- [Brief] Below are some records. Pull every line that contains the word "badge".

** start Extracted entries **

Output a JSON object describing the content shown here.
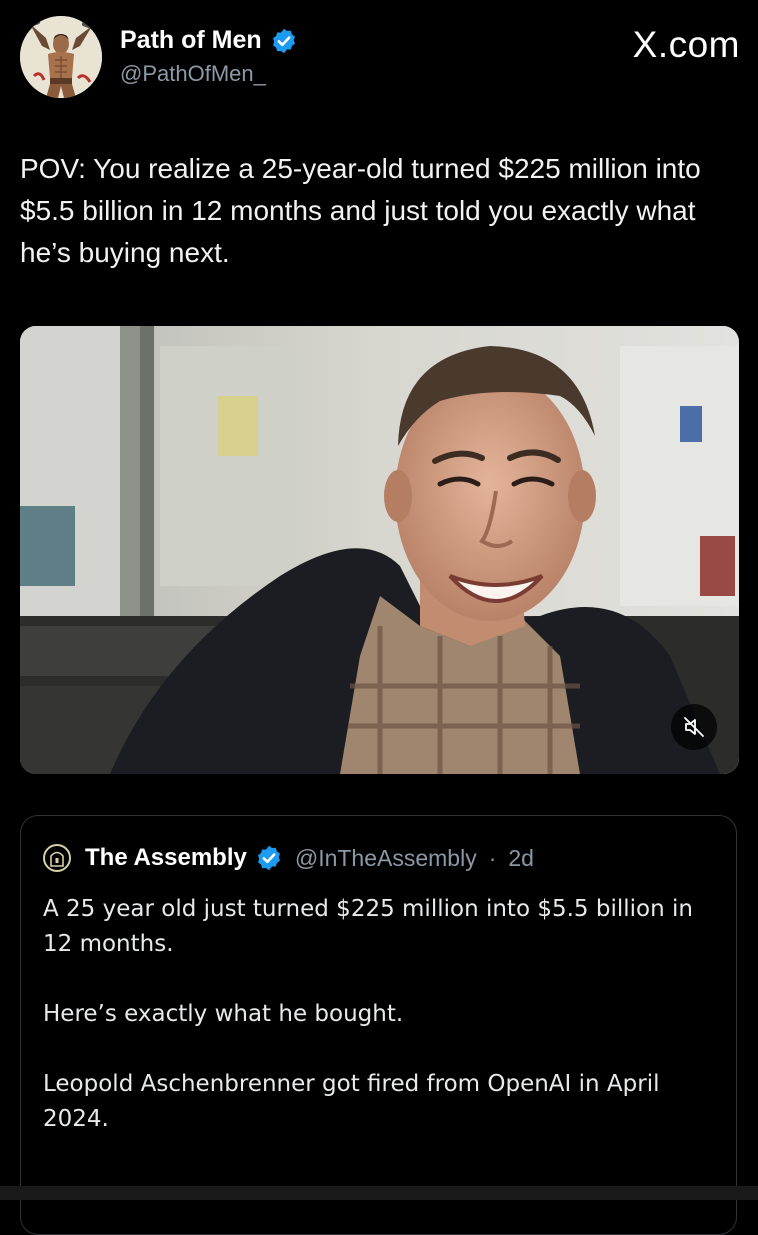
{
  "post": {
    "author": {
      "display_name": "Path of Men",
      "handle": "@PathOfMen_",
      "verified_icon": "verified-badge-icon",
      "avatar_icon": "illustrated-warrior-avatar"
    },
    "watermark": "X.com",
    "text": "POV: You realize a 25-year-old turned $225 million into $5.5 billion in 12 months and just told you exactly what he’s buying next.",
    "media": {
      "type": "video",
      "description_icon": "smiling-man-video-frame",
      "mute_icon": "speaker-muted-icon"
    }
  },
  "quote": {
    "author": {
      "display_name": "The Assembly",
      "handle": "@InTheAssembly",
      "separator": "·",
      "age": "2d",
      "avatar_icon": "assembly-logo-icon",
      "verified_icon": "verified-badge-icon"
    },
    "paragraphs": [
      "A 25 year old just turned $225 million into $5.5 billion in 12 months.",
      "Here’s exactly what he bought.",
      "Leopold Aschenbrenner got fired from OpenAI in April 2024."
    ]
  },
  "colors": {
    "background": "#000000",
    "verified": "#1d9bf0",
    "secondary_text": "#8b98a5",
    "border": "#2f3336"
  }
}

** end Extracted entries **

- [Complete output]
      "verified_icon": "verified-badge-icon",
      "verified_icon": "verified-badge-icon"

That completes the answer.